- _Selected passage_
Page hangers are a relic of the Victorian three-deck novel that was delivered in monthly installments. Each installment ended with a little advertisement for the next one. How ever would our hero escape from that flooded cellar and those hungry red-eyed rats? Yet even today they are a fixture in best-selling suspense novels.
Mistresses of melodrama Kathy Reichs and Patricia Cornwell use so many page hangers - around three per scene - that they must pluck them out of a database.
Not every novel calls for hangers, of course, but the ploy is useful when the scene shifts into a different point of view or sub plot. It buys the author time. We’ll put up with a lot of digression if we're sure that the mystery posed by the page hanger will soon be resolved.
1. The seamless transition
This is not so much a hanger as a link between sub-plots. One character sets the scene, suspensefully, for another character to appear. S/he then introduces a further plot thread.
‘“Uh, huh, look who’s coming.”
“I thought Bill was on holiday.”
“Never trust good news.”
The man who entered looked like a bank vault, but was not as pretty.’
At once, Bill is on the set and characterized as a Bad Guy. The transition is seamless. We can look forward to a new episode, filled with conflict.
2. The blatant hanger
‘If only I had known!’ Today this long-whiskered hanger is best reserved for children’s stories where its young audience might still find it thrilling. It’s also risky. It throws the reader out of the time line.
‘I kissed her hand. I waved her goodbye. I could not have known that it was the last time I would ever see her.’
Indeed, how does the narrator know it, unless the entire story is related from some perspective in the future? The reader will be confused if we haven’t made that perspective clear at the start.

- _Rows_
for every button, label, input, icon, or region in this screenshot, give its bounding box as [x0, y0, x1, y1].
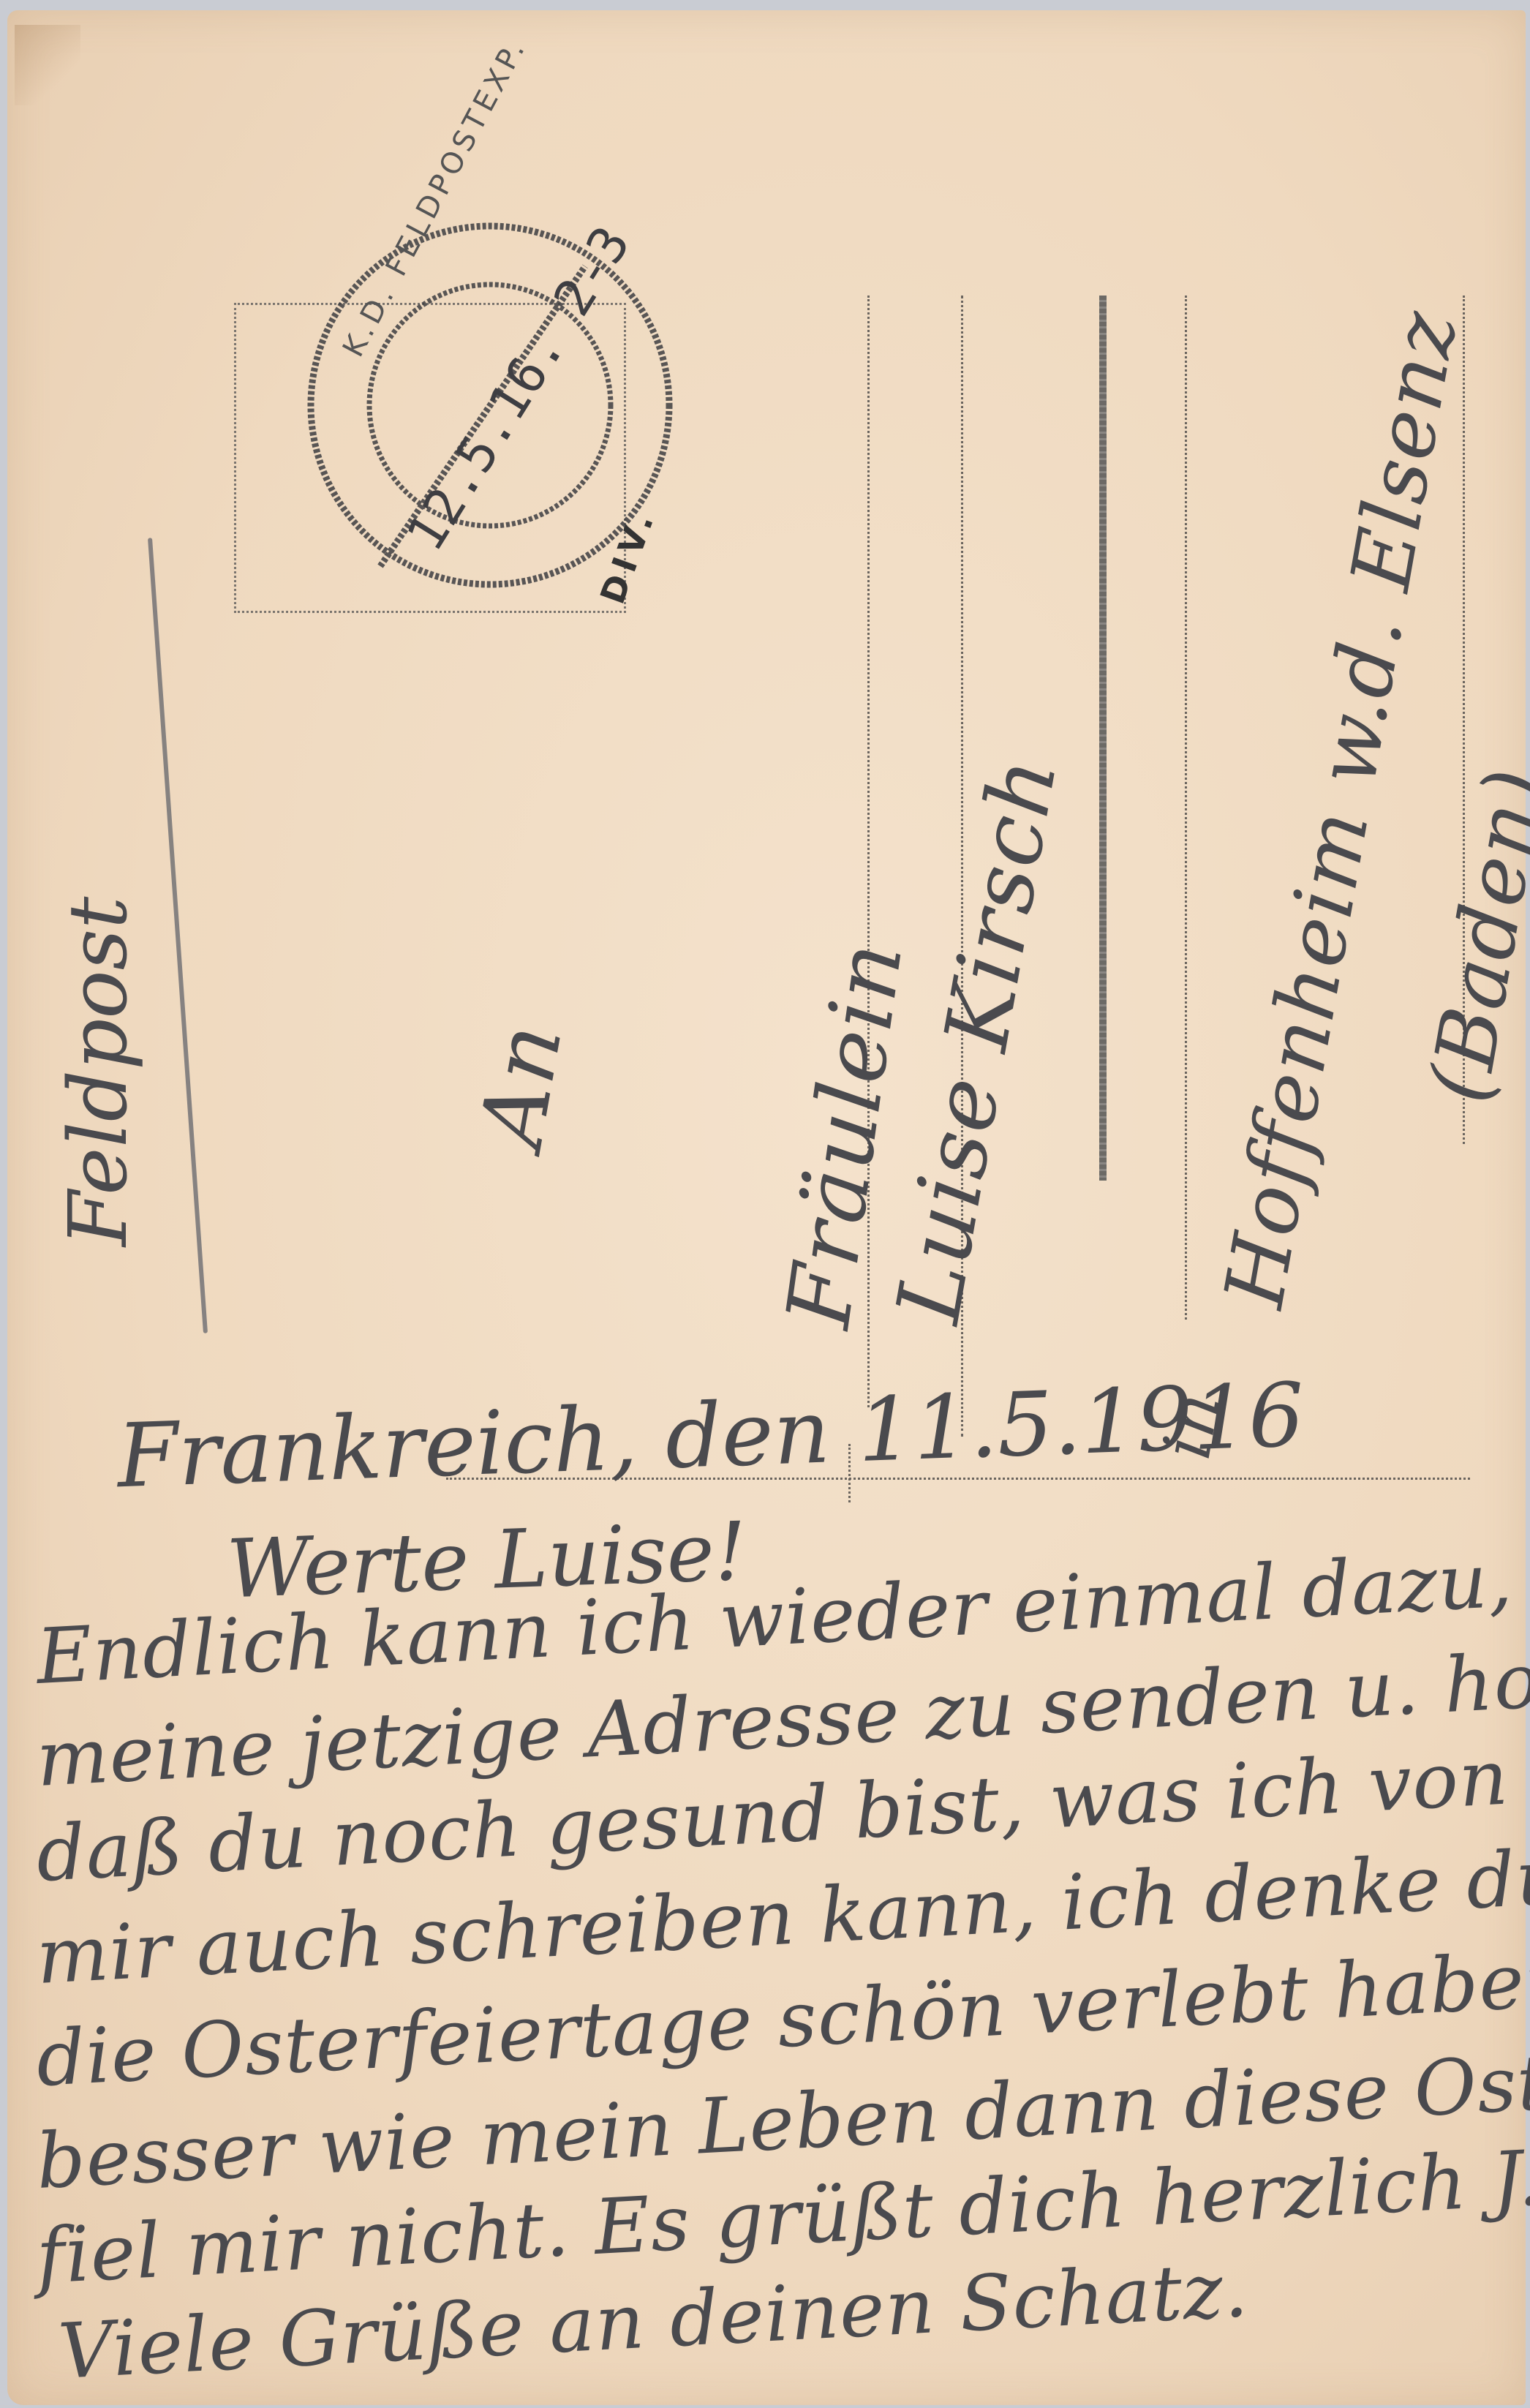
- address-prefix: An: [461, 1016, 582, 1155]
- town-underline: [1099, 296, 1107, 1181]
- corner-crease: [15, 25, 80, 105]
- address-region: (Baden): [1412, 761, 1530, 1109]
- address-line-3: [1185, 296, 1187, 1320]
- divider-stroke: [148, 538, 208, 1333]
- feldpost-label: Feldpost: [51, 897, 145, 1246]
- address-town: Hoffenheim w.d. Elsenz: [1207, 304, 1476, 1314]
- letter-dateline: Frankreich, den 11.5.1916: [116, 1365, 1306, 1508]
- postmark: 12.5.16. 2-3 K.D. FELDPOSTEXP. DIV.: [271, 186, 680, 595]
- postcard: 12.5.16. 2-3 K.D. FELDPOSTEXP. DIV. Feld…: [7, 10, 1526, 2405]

- _Exercises_
A) In the piece on page hangers, list each line of spoken dialogue quoted in the example under "The seamless transition."
B) Pick up the piece on page hangers after its final sentence and carry it forward in the same style.

- _Written answers_
A)
- “Uh, huh, look who’s coming.”
- “I thought Bill was on holiday.”
- “Never trust good news.”

B)
3. The helpful environment
Any element in a scene set can be given a symbolic meaning to hint, in the last paragraph, at interesting things to come. Typically, this foreshadowing is ominous:
‘The clock began its relentless tick to midnight.’
But it doesn’t have to be:
‘The sun emerged at last. It was going to be a perfect day.’
4. The rhetorical question
Highlight any intriguing question - it need not be integral to the plot - and let the narrator ask that question of themselves or others.
‘What could be so odd about a luxury villa on sale at a distress price that nobody would even inspect it, let alone buy it?’
What, indeed? The reader lusts to know.
5. Foreghosting by dialogue
‘Foreghosting’ is a subtle form of foreshadowing. In this case, a character might sound a warning or make a cryptic prophecy.
‘“I'll tell you one thing. You’re not going to like what you find in that room.”
What’s in that room? We’ll have to wait a few pages to find out.
6. The reader knows more than the character does
In any story, the reader usually knows more than the characters do. We have a wider perspective. So we shiver if a scene ends:
‘“Don’t go on Morder Fell at night, master Brown. It changes in odd ways after dark.”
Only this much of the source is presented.